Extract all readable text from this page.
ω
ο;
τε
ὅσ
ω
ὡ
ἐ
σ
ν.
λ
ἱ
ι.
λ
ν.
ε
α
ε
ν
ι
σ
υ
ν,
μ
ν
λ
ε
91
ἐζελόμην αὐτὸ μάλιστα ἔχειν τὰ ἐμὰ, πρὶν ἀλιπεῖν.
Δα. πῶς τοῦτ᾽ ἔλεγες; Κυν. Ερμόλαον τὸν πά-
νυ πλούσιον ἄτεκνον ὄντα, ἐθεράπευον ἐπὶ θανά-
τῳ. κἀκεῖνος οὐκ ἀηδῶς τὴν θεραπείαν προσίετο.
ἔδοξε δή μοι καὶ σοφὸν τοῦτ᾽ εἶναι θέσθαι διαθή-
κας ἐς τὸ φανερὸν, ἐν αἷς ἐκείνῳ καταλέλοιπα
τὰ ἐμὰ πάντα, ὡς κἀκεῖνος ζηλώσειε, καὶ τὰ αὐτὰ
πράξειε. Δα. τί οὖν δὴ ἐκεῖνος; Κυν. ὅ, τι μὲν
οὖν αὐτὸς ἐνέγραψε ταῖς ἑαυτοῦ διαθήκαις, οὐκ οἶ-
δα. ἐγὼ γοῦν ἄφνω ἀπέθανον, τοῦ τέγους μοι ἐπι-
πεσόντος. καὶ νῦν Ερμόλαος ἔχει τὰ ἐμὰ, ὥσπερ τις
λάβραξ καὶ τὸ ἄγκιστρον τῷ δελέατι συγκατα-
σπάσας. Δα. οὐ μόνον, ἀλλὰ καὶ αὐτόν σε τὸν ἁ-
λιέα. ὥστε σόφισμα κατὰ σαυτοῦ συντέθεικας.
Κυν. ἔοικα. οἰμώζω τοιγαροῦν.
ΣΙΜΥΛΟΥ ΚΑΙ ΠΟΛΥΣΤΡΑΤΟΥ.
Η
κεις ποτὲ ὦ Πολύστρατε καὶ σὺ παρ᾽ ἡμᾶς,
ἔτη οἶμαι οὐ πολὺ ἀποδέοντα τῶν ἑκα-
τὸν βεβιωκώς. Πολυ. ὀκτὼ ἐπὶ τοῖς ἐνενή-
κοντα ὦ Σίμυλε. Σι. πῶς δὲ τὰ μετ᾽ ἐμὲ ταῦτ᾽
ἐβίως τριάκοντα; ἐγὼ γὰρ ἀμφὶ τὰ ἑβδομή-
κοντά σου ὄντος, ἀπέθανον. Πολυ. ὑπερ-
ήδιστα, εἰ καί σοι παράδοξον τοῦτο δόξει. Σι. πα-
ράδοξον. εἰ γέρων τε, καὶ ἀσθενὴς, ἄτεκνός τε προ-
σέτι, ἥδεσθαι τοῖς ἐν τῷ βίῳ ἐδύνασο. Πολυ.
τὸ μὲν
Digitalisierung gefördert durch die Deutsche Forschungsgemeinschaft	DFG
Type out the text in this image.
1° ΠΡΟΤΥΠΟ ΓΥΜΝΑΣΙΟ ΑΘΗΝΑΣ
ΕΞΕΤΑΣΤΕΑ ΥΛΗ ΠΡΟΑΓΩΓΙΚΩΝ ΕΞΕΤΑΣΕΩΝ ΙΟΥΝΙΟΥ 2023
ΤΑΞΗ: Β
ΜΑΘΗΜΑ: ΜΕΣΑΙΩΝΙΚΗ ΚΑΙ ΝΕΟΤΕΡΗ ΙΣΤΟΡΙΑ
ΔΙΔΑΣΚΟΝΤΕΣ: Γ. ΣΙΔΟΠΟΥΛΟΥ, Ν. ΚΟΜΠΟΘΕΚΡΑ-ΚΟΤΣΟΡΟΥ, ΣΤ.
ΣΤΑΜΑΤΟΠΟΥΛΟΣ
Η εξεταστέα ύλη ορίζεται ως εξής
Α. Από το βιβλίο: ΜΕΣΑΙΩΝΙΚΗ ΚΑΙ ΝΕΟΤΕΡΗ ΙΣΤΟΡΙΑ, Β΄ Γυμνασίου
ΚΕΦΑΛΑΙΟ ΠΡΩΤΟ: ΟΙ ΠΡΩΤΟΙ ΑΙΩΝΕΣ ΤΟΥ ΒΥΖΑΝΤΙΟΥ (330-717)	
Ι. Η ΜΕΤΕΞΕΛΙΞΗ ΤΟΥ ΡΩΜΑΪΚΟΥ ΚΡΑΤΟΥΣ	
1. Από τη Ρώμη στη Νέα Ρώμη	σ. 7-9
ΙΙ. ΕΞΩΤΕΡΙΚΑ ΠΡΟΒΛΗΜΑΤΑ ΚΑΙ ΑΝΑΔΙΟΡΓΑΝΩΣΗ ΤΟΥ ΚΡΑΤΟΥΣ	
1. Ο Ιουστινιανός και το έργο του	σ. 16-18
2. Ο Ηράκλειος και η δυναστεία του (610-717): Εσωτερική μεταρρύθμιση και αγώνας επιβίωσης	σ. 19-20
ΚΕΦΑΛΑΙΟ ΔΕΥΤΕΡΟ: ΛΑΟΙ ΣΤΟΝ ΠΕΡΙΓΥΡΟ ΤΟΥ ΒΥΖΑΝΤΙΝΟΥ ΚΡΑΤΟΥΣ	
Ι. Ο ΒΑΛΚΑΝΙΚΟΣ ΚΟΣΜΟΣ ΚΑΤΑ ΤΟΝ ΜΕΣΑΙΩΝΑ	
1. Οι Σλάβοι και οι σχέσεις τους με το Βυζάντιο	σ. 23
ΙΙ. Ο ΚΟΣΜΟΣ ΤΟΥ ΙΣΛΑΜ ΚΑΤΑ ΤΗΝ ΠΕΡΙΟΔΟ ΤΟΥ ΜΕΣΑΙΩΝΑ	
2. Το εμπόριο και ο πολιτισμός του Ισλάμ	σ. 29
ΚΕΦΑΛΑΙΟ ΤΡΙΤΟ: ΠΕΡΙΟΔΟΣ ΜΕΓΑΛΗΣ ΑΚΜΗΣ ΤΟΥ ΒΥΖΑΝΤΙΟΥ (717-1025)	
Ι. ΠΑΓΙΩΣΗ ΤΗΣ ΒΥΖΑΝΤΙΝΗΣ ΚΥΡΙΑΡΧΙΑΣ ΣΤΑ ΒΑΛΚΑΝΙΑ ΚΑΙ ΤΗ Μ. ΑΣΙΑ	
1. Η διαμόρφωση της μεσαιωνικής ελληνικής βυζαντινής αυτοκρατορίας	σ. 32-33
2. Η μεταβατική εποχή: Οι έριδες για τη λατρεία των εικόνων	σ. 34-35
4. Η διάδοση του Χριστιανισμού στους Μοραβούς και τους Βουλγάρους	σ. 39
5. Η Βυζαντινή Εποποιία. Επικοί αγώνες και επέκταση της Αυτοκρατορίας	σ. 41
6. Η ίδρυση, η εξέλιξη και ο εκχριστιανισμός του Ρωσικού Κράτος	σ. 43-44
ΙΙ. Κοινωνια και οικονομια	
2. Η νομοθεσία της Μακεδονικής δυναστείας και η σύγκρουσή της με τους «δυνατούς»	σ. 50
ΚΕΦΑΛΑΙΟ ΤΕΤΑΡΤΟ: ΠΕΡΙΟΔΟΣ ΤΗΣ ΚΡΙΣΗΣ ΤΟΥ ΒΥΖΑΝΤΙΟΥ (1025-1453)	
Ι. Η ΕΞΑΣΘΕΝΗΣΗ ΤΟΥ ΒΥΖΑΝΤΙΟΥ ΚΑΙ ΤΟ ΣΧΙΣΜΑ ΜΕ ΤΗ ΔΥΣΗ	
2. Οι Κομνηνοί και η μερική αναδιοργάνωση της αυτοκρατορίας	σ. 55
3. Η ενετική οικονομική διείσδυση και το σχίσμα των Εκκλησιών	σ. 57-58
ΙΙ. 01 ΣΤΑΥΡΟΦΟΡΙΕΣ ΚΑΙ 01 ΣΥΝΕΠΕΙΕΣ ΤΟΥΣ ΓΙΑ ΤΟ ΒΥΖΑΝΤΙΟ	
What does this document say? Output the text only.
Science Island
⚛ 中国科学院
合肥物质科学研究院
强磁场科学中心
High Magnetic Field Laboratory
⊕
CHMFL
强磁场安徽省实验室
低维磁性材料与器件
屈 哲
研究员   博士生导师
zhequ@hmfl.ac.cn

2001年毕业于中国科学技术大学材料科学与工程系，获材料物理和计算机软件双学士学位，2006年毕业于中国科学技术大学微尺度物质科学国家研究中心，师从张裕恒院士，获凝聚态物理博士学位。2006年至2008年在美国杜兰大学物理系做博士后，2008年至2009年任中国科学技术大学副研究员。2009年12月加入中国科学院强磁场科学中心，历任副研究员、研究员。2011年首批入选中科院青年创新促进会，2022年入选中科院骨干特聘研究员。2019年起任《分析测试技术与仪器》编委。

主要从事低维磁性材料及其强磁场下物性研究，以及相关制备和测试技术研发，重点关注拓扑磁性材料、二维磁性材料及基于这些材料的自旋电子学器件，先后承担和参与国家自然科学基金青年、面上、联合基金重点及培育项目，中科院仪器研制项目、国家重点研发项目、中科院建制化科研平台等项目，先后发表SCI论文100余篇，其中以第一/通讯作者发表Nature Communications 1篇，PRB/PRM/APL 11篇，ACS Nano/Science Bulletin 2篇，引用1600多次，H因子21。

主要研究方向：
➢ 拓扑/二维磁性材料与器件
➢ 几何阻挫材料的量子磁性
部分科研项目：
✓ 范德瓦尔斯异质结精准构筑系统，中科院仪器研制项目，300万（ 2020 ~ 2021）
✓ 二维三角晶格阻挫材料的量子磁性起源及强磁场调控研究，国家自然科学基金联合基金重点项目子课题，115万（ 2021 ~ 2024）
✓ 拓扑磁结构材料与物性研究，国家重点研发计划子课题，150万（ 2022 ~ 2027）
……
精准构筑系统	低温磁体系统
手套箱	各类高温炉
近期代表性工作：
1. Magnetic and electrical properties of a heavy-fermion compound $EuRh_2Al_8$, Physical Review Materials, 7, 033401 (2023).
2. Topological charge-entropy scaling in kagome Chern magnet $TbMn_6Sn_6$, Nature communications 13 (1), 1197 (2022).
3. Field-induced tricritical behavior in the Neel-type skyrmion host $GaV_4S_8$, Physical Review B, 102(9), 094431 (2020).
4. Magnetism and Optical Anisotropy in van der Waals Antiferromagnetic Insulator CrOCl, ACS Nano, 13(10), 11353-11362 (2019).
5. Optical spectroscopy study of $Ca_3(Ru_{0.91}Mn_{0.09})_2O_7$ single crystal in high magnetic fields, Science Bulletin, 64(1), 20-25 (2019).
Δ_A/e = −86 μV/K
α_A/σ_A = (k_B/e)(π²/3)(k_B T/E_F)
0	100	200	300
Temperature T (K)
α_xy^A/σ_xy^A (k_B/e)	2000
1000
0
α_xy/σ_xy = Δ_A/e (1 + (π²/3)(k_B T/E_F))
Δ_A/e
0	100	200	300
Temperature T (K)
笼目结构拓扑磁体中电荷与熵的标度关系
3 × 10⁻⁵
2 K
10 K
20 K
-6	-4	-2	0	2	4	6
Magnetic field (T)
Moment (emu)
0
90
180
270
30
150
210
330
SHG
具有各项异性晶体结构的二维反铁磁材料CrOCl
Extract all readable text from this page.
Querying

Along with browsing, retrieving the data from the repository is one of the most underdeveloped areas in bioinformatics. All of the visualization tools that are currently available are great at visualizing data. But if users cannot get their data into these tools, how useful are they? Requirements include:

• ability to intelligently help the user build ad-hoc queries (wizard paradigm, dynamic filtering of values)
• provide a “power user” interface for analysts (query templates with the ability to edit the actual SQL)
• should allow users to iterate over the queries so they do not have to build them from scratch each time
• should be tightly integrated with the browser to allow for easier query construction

※

- **What needs to be done**
Find how many lines in the listing hold "ἀπέθανον", and reply with that number only.

- **Worked solution**
2